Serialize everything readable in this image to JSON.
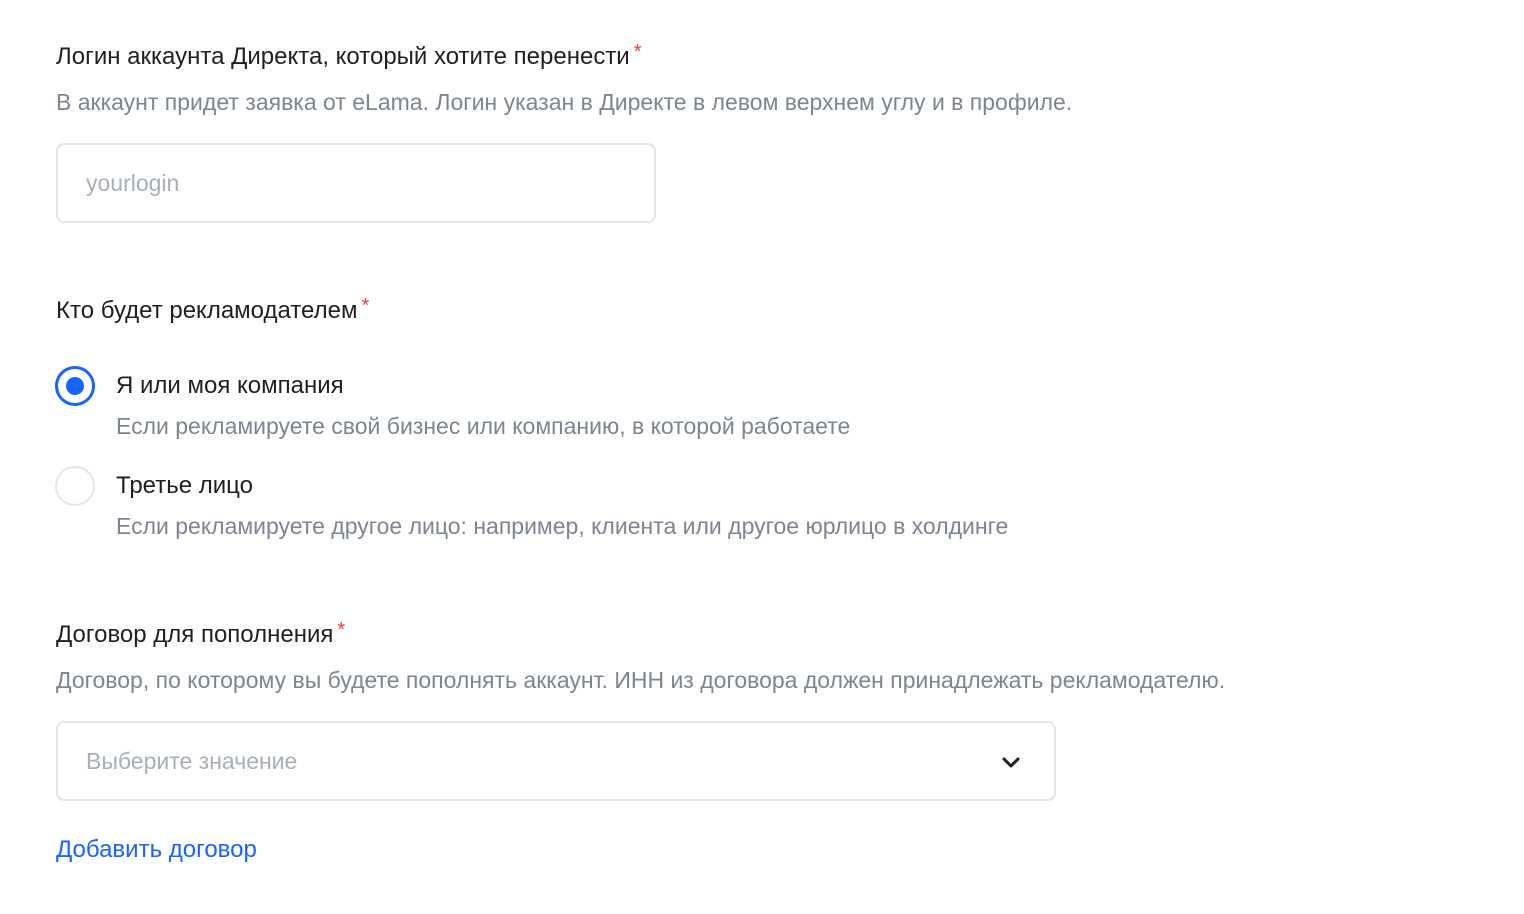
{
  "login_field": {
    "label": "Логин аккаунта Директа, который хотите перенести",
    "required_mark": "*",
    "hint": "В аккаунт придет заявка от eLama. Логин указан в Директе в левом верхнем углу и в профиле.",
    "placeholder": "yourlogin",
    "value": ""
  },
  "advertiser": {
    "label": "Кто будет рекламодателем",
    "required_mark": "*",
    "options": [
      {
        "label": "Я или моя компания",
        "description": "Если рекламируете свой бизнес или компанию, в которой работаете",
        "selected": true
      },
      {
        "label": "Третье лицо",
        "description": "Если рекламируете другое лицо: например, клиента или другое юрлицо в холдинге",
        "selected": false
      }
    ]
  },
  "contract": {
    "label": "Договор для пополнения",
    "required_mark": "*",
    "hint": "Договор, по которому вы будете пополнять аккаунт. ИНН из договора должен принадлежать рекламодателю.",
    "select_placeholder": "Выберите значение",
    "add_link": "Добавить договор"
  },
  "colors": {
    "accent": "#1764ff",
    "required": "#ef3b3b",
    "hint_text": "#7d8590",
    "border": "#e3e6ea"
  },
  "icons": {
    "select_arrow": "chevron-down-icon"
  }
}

━━━━━━━━━━━━━━━━━━━━

Make an exact copy of the listing above. Do not include the pictures.

Serialize everything readable in this image to JSON.
{
  "login_field": {
    "label": "Логин аккаунта Директа, который хотите перенести",
    "required_mark": "*",
    "hint": "В аккаунт придет заявка от eLama. Логин указан в Директе в левом верхнем углу и в профиле.",
    "placeholder": "yourlogin",
    "value": ""
  },
  "advertiser": {
    "label": "Кто будет рекламодателем",
    "required_mark": "*",
    "options": [
      {
        "label": "Я или моя компания",
        "description": "Если рекламируете свой бизнес или компанию, в которой работаете",
        "selected": true
      },
      {
        "label": "Третье лицо",
        "description": "Если рекламируете другое лицо: например, клиента или другое юрлицо в холдинге",
        "selected": false
      }
    ]
  },
  "contract": {
    "label": "Договор для пополнения",
    "required_mark": "*",
    "hint": "Договор, по которому вы будете пополнять аккаунт. ИНН из договора должен принадлежать рекламодателю.",
    "select_placeholder": "Выберите значение",
    "add_link": "Добавить договор"
  },
  "colors": {
    "accent": "#1764ff",
    "required": "#ef3b3b",
    "hint_text": "#7d8590",
    "border": "#e3e6ea"
  },
  "icons": {
    "select_arrow": "chevron-down-icon"
  }
}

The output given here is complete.